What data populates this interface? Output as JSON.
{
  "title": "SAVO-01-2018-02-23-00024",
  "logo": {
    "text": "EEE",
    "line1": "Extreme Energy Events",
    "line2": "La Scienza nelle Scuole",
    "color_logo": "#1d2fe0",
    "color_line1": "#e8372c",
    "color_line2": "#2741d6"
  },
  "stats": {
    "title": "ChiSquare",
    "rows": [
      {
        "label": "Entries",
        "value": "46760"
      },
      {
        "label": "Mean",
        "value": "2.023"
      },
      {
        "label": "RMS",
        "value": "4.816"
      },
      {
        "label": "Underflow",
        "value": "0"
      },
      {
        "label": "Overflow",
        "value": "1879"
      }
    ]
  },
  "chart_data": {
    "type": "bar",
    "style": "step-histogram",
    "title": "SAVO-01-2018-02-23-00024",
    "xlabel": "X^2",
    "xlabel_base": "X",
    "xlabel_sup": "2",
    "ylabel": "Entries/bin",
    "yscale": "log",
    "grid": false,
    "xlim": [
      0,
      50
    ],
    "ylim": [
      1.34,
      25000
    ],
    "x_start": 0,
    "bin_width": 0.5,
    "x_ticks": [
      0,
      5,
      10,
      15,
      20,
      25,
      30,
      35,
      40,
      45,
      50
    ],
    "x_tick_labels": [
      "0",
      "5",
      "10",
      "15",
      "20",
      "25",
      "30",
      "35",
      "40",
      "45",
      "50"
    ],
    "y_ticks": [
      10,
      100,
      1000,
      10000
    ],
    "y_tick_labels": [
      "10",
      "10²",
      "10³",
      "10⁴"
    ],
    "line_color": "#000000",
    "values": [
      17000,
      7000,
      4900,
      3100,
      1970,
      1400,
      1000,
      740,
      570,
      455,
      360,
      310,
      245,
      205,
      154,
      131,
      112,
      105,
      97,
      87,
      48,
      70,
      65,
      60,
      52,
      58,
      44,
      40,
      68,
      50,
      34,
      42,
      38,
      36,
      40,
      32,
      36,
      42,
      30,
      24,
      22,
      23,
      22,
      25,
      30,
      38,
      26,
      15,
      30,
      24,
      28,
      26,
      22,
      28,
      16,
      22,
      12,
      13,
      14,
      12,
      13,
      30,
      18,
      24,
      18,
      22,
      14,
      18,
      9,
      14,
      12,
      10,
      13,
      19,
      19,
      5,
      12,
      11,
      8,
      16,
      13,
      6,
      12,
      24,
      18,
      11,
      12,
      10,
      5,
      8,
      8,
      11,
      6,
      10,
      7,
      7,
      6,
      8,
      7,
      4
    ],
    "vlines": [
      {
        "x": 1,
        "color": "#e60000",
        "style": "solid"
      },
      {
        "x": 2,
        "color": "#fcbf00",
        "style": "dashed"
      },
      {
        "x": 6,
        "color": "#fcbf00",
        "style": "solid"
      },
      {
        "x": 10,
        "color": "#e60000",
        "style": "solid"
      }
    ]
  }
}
—————
**What you are asked to do**
Your task is to reproduce the whole listing exactly.

**Full output**
What data populates this interface? Output as JSON.
{
  "title": "SAVO-01-2018-02-23-00024",
  "logo": {
    "text": "EEE",
    "line1": "Extreme Energy Events",
    "line2": "La Scienza nelle Scuole",
    "color_logo": "#1d2fe0",
    "color_line1": "#e8372c",
    "color_line2": "#2741d6"
  },
  "stats": {
    "title": "ChiSquare",
    "rows": [
      {
        "label": "Entries",
        "value": "46760"
      },
      {
        "label": "Mean",
        "value": "2.023"
      },
      {
        "label": "RMS",
        "value": "4.816"
      },
      {
        "label": "Underflow",
        "value": "0"
      },
      {
        "label": "Overflow",
        "value": "1879"
      }
    ]
  },
  "chart_data": {
    "type": "bar",
    "style": "step-histogram",
    "title": "SAVO-01-2018-02-23-00024",
    "xlabel": "X^2",
    "xlabel_base": "X",
    "xlabel_sup": "2",
    "ylabel": "Entries/bin",
    "yscale": "log",
    "grid": false,
    "xlim": [
      0,
      50
    ],
    "ylim": [
      1.34,
      25000
    ],
    "x_start": 0,
    "bin_width": 0.5,
    "x_ticks": [
      0,
      5,
      10,
      15,
      20,
      25,
      30,
      35,
      40,
      45,
      50
    ],
    "x_tick_labels": [
      "0",
      "5",
      "10",
      "15",
      "20",
      "25",
      "30",
      "35",
      "40",
      "45",
      "50"
    ],
    "y_ticks": [
      10,
      100,
      1000,
      10000
    ],
    "y_tick_labels": [
      "10",
      "10²",
      "10³",
      "10⁴"
    ],
    "line_color": "#000000",
    "values": [
      17000,
      7000,
      4900,
      3100,
      1970,
      1400,
      1000,
      740,
      570,
      455,
      360,
      310,
      245,
      205,
      154,
      131,
      112,
      105,
      97,
      87,
      48,
      70,
      65,
      60,
      52,
      58,
      44,
      40,
      68,
      50,
      34,
      42,
      38,
      36,
      40,
      32,
      36,
      42,
      30,
      24,
      22,
      23,
      22,
      25,
      30,
      38,
      26,
      15,
      30,
      24,
      28,
      26,
      22,
      28,
      16,
      22,
      12,
      13,
      14,
      12,
      13,
      30,
      18,
      24,
      18,
      22,
      14,
      18,
      9,
      14,
      12,
      10,
      13,
      19,
      19,
      5,
      12,
      11,
      8,
      16,
      13,
      6,
      12,
      24,
      18,
      11,
      12,
      10,
      5,
      8,
      8,
      11,
      6,
      10,
      7,
      7,
      6,
      8,
      7,
      4
    ],
    "vlines": [
      {
        "x": 1,
        "color": "#e60000",
        "style": "solid"
      },
      {
        "x": 2,
        "color": "#fcbf00",
        "style": "dashed"
      },
      {
        "x": 6,
        "color": "#fcbf00",
        "style": "solid"
      },
      {
        "x": 10,
        "color": "#e60000",
        "style": "solid"
      }
    ]
  }
}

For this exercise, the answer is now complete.